- Given data:
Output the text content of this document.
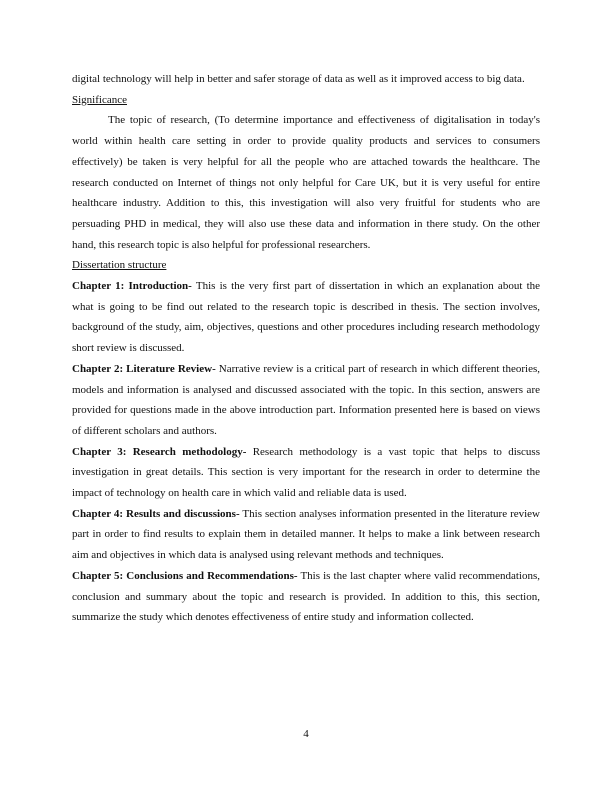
digital technology will help in better and safer storage of data as well as it improved access to big data.

Significance

The topic of research, (To determine importance and effectiveness of digitalisation in today's world within health care setting in order to provide quality products and services to consumers effectively) be taken is very helpful for all the people who are attached towards the healthcare. The research conducted on Internet of things not only helpful for Care UK, but it is very useful for entire healthcare industry. Addition to this, this investigation will also very fruitful for students who are persuading PHD in medical, they will also use these data and information in there study. On the other hand, this research topic is also helpful for professional researchers.

Dissertation structure

Chapter 1: Introduction- This is the very first part of dissertation in which an explanation about the what is going to be find out related to the research topic is described in thesis. The section involves, background of the study, aim, objectives, questions and other procedures including research methodology short review is discussed.

Chapter 2: Literature Review- Narrative review is a critical part of research in which different theories, models and information is analysed and discussed associated with the topic. In this section, answers are provided for questions made in the above introduction part. Information presented here is based on views of different scholars and authors.

Chapter 3: Research methodology- Research methodology is a vast topic that helps to discuss investigation in great details. This section is very important for the research in order to determine the impact of technology on health care in which valid and reliable data is used.

Chapter 4: Results and discussions- This section analyses information presented in the literature review part in order to find results to explain them in detailed manner. It helps to make a link between research aim and objectives in which data is analysed using relevant methods and techniques.

Chapter 5: Conclusions and Recommendations- This is the last chapter where valid recommendations, conclusion and summary about the topic and research is provided. In addition to this, this section, summarize the study which denotes effectiveness of entire study and information collected.

4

- Task details: For the entries shown above, give the number of lines that include the word "technology", without any other text.

- Full answer: 2